Data listing:
::::

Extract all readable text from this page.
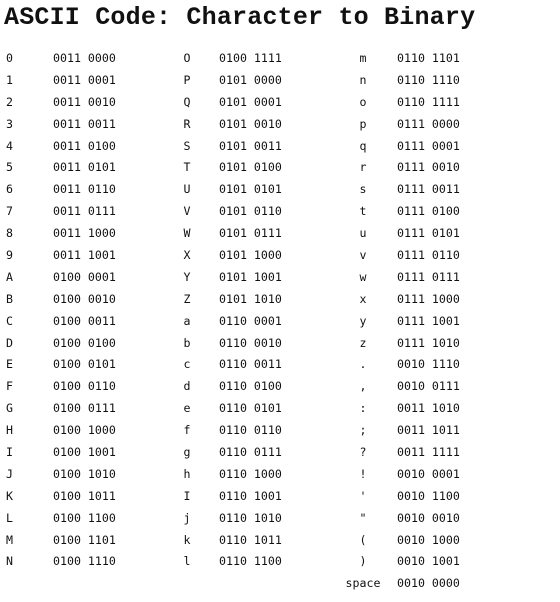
ASCII Code: Character to Binary
0	0011 0000
1	0011 0001
2	0011 0010
3	0011 0011
4	0011 0100
5	0011 0101
6	0011 0110
7	0011 0111
8	0011 1000
9	0011 1001
A	0100 0001
B	0100 0010
C	0100 0011
D	0100 0100
E	0100 0101
F	0100 0110
G	0100 0111
H	0100 1000
I	0100 1001
J	0100 1010
K	0100 1011
L	0100 1100
M	0100 1101
N	0100 1110
O	0100 1111
P	0101 0000
Q	0101 0001
R	0101 0010
S	0101 0011
T	0101 0100
U	0101 0101
V	0101 0110
W	0101 0111
X	0101 1000
Y	0101 1001
Z	0101 1010
a	0110 0001
b	0110 0010
c	0110 0011
d	0110 0100
e	0110 0101
f	0110 0110
g	0110 0111
h	0110 1000
I	0110 1001
j	0110 1010
k	0110 1011
l	0110 1100
m	0110 1101
n	0110 1110
o	0110 1111
p	0111 0000
q	0111 0001
r	0111 0010
s	0111 0011
t	0111 0100
u	0111 0101
v	0111 0110
w	0111 0111
x	0111 1000
y	0111 1001
z	0111 1010
.	0010 1110
,	0010 0111
:	0011 1010
;	0011 1011
?	0011 1111
!	0010 0001
'	0010 1100
"	0010 0010
(	0010 1000
)	0010 1001
space	0010 0000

::::

AIM ▸
Output the material word for word, omitting its pictures.

COMPLETED EXERCISE ▸
Extract all readable text from this page.
ASCII Code: Character to Binary
0	0011 0000
1	0011 0001
2	0011 0010
3	0011 0011
4	0011 0100
5	0011 0101
6	0011 0110
7	0011 0111
8	0011 1000
9	0011 1001
A	0100 0001
B	0100 0010
C	0100 0011
D	0100 0100
E	0100 0101
F	0100 0110
G	0100 0111
H	0100 1000
I	0100 1001
J	0100 1010
K	0100 1011
L	0100 1100
M	0100 1101
N	0100 1110
O	0100 1111
P	0101 0000
Q	0101 0001
R	0101 0010
S	0101 0011
T	0101 0100
U	0101 0101
V	0101 0110
W	0101 0111
X	0101 1000
Y	0101 1001
Z	0101 1010
a	0110 0001
b	0110 0010
c	0110 0011
d	0110 0100
e	0110 0101
f	0110 0110
g	0110 0111
h	0110 1000
I	0110 1001
j	0110 1010
k	0110 1011
l	0110 1100
m	0110 1101
n	0110 1110
o	0110 1111
p	0111 0000
q	0111 0001
r	0111 0010
s	0111 0011
t	0111 0100
u	0111 0101
v	0111 0110
w	0111 0111
x	0111 1000
y	0111 1001
z	0111 1010
.	0010 1110
,	0010 0111
:	0011 1010
;	0011 1011
?	0011 1111
!	0010 0001
'	0010 1100
"	0010 0010
(	0010 1000
)	0010 1001
space	0010 0000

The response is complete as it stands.